* START EXERCISE INPUT *
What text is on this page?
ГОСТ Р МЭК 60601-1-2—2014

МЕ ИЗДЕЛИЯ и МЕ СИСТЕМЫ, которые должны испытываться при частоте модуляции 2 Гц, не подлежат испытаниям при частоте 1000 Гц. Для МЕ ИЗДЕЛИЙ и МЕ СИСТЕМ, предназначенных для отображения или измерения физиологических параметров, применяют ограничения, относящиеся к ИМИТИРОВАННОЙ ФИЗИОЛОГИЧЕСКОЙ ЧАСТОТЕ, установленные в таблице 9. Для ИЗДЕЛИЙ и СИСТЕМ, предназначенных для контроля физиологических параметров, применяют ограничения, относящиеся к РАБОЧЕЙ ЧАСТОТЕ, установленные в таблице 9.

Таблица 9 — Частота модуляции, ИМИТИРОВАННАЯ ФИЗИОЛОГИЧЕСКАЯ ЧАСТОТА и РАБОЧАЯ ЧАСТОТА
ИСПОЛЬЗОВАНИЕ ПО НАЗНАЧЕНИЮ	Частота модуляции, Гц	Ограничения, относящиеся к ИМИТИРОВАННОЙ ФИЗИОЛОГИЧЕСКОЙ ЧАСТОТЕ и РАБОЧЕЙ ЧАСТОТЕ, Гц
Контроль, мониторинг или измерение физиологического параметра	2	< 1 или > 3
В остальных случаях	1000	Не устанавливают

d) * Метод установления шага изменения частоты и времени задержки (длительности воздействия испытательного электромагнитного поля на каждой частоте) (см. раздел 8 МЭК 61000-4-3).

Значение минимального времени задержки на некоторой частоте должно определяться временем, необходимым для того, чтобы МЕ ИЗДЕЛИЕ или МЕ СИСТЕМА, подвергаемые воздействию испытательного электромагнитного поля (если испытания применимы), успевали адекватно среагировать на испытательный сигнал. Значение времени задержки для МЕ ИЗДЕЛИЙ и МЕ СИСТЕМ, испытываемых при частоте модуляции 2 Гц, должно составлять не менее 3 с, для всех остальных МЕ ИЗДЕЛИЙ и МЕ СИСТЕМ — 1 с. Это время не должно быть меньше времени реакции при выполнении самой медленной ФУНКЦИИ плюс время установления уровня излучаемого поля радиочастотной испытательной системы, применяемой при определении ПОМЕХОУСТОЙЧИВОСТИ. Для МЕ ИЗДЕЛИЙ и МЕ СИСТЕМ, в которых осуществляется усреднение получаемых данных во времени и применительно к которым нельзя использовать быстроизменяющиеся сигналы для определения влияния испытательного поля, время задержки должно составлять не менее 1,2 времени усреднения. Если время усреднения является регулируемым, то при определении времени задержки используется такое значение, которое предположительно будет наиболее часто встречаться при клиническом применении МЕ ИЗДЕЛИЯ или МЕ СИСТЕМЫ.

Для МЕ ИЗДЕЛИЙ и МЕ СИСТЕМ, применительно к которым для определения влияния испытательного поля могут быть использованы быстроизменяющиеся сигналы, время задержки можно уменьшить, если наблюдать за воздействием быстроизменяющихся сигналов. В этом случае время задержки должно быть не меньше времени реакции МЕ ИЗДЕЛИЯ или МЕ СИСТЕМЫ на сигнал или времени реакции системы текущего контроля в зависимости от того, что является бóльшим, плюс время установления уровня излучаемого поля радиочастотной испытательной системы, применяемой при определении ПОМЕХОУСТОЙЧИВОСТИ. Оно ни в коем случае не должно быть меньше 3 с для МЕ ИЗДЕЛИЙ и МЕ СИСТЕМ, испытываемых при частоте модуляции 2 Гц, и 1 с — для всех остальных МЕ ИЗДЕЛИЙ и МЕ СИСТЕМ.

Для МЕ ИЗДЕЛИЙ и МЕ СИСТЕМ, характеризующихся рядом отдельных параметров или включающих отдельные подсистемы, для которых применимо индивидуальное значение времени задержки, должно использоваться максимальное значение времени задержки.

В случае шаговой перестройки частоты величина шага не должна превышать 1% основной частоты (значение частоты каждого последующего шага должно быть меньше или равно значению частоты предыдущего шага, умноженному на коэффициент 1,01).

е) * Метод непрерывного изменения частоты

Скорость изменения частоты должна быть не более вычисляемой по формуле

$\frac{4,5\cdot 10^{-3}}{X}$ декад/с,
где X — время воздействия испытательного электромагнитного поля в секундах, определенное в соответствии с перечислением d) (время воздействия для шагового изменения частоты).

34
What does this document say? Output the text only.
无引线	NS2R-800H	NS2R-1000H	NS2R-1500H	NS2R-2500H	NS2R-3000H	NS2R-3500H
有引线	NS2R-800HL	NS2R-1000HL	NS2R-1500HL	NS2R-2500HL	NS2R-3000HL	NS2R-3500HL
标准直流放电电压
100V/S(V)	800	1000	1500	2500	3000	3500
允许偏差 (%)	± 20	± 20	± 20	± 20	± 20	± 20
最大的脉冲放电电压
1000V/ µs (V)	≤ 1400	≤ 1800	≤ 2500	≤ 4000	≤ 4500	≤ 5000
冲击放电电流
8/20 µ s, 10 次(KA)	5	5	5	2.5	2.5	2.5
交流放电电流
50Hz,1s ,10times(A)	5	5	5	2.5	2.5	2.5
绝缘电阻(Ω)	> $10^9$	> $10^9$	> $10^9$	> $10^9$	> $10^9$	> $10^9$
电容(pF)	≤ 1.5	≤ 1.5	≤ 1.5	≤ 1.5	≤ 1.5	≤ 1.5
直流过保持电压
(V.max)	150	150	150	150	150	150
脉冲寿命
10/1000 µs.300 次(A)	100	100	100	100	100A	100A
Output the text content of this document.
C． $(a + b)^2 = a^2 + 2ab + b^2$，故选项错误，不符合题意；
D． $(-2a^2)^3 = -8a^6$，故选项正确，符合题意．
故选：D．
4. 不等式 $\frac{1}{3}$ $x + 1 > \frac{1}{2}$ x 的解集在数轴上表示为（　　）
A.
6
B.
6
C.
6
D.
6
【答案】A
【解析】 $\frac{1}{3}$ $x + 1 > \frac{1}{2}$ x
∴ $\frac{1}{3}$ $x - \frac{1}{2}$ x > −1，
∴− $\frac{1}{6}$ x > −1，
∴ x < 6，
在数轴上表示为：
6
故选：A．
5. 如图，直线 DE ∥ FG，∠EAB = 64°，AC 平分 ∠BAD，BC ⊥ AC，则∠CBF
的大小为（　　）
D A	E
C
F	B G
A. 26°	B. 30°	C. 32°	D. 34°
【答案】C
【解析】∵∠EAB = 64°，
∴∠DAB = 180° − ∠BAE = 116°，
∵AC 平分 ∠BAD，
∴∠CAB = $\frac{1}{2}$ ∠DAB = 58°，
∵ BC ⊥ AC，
* END EXERCISE INPUT *
- _WORK INSTRUCTIONS_
Transcribe exactly the line containing "Output the text content of this document." and all remaining lines of the material, ending with the last one.

- _FINISHED ANSWER_
Output the text content of this document.
C． $(a + b)^2 = a^2 + 2ab + b^2$，故选项错误，不符合题意；
D． $(-2a^2)^3 = -8a^6$，故选项正确，符合题意．
故选：D．
4. 不等式 $\frac{1}{3}$ $x + 1 > \frac{1}{2}$ x 的解集在数轴上表示为（　　）
A.
6
B.
6
C.
6
D.
6
【答案】A
【解析】 $\frac{1}{3}$ $x + 1 > \frac{1}{2}$ x
∴ $\frac{1}{3}$ $x - \frac{1}{2}$ x > −1，
∴− $\frac{1}{6}$ x > −1，
∴ x < 6，
在数轴上表示为：
6
故选：A．
5. 如图，直线 DE ∥ FG，∠EAB = 64°，AC 平分 ∠BAD，BC ⊥ AC，则∠CBF
的大小为（　　）
D A	E
C
F	B G
A. 26°	B. 30°	C. 32°	D. 34°
【答案】C
【解析】∵∠EAB = 64°，
∴∠DAB = 180° − ∠BAE = 116°，
∵AC 平分 ∠BAD，
∴∠CAB = $\frac{1}{2}$ ∠DAB = 58°，
∵ BC ⊥ AC，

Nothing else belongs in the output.